• **Aufgabenstellung**
Schreibe aus dem folgenden Text über den Fotografen James Barnor den Abschnitt zwischen „Im Studio bot“ und „weitere bedeutende Aufträge.“ wortgetreu ab, beide Stellen eingeschlossen.

• **Seite**
Im Studio bot er klassische Porträtaufnahmen und Retuschen an. Er fotografierte mit einer grossen Studiokamera und ganz nach Lehrbuch. Als Kontrastprogramm oder als einer Art «zweites Leben», wie Barnor zu erzählen pflegt, kamen spontane Aufnahmen auf der Strasse hinzu. Dabei fotografierte er alltägliche Situationen – befreit vom Korsett des Studios – mit einer kleineren Kamera, die ihm ermöglichte, buchstäblich hinter den zu Porträtierenden her zu rennen. So entstanden auch Fotos für verschiedene Zeitungen: Barnor hielt zum Beispiel Sportveranstaltungen fest oder fotografierte bekannte Persönlichkeiten. Seine Bilder dokumentieren auch die politischen Ereignisse rund um die 1957 erreichte Unabhängigkeit Ghanas. Gerade diese Aufnahmen machten ihn zum ersten Fotojournalisten seines Heimatlandes und verschafften ihm weitere bedeutende Aufträge.

 

«I was the first newspaper photographer in Ghana, and I’m proud of that. Newspaper photography changed people’s lives and it changed journalism in Ghana. I was part of this moment.»

James Barnor

James Barnor, «Kwame Nkrumah in his PG (Prison Graduate) cap, kicking a football before the start of an international match at Owusu Memorial Park in Fadama», Accra, 1952 (Foto © James Barnor, mit freundlicher Genehmigung der Galerie Clémentine de la Féronnière, Paris)
James Barnor, «Roy Ankrah during road work», Accra, 1951 (Foto © James Barnor, mit freundlicher Genehmigung der Galerie Clémentine de la Féronnière, Paris)
James Barnor, «Baby on All Fours», Eric Nii Addoquaye Ankhra, Ever Young Studio, Accra, um 1952 (Foto © James Barnor, mit freundlicher Genehmigung der Galerie Clémentine de la Féronnière, Paris)
James Barnor, «Evelyn Abbew», Ever Young Studio, Accra, zwischen 1955 und 1956 (Foto © James Barnor/Autograph ABP, London)

• **Angezeigte Informationen**

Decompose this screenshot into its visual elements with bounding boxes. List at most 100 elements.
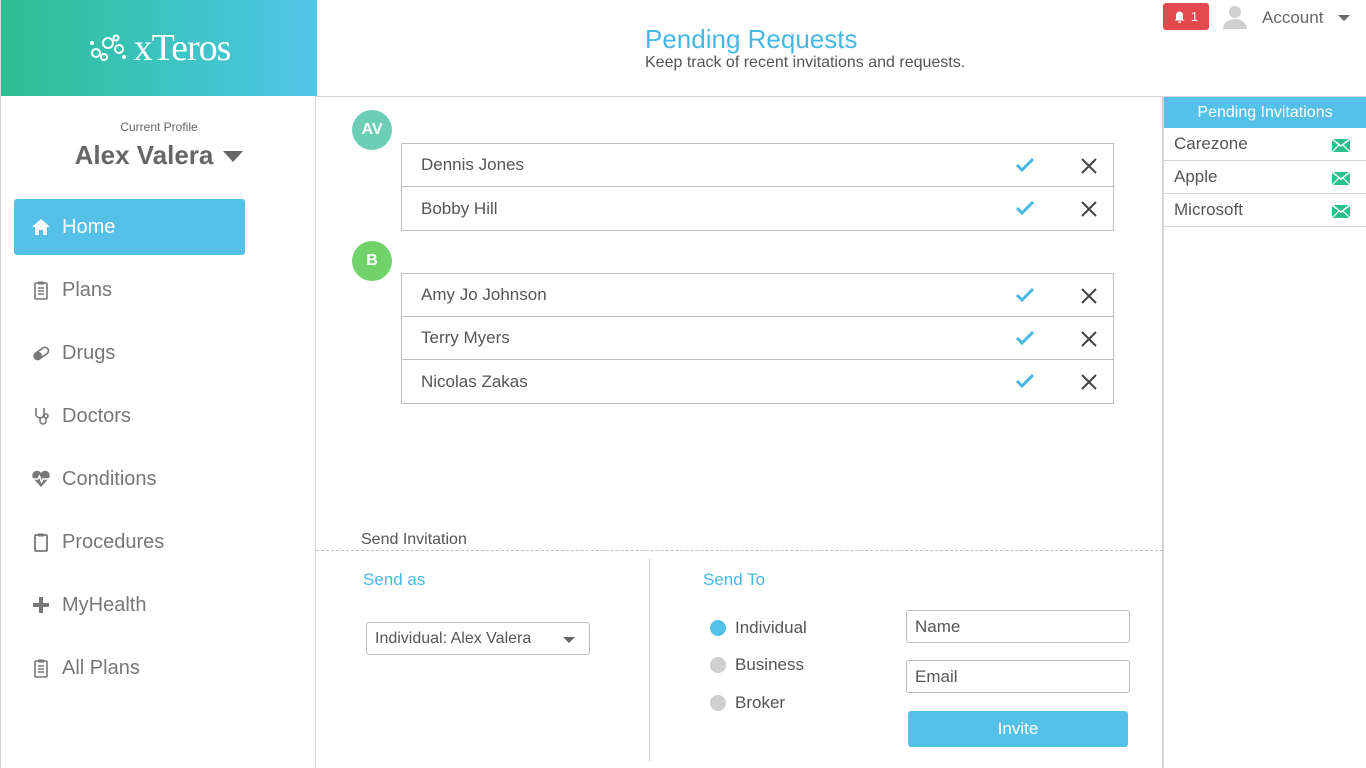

• **Lösung**
Im Studio bot er klassische Porträtaufnahmen und Retuschen an. Er fotografierte mit einer grossen Studiokamera und ganz nach Lehrbuch. Als Kontrastprogramm oder als einer Art «zweites Leben», wie Barnor zu erzählen pflegt, kamen spontane Aufnahmen auf der Strasse hinzu. Dabei fotografierte er alltägliche Situationen – befreit vom Korsett des Studios – mit einer kleineren Kamera, die ihm ermöglichte, buchstäblich hinter den zu Porträtierenden her zu rennen. So entstanden auch Fotos für verschiedene Zeitungen: Barnor hielt zum Beispiel Sportveranstaltungen fest oder fotografierte bekannte Persönlichkeiten. Seine Bilder dokumentieren auch die politischen Ereignisse rund um die 1957 erreichte Unabhängigkeit Ghanas. Gerade diese Aufnahmen machten ihn zum ersten Fotojournalisten seines Heimatlandes und verschafften ihm weitere bedeutende Aufträge.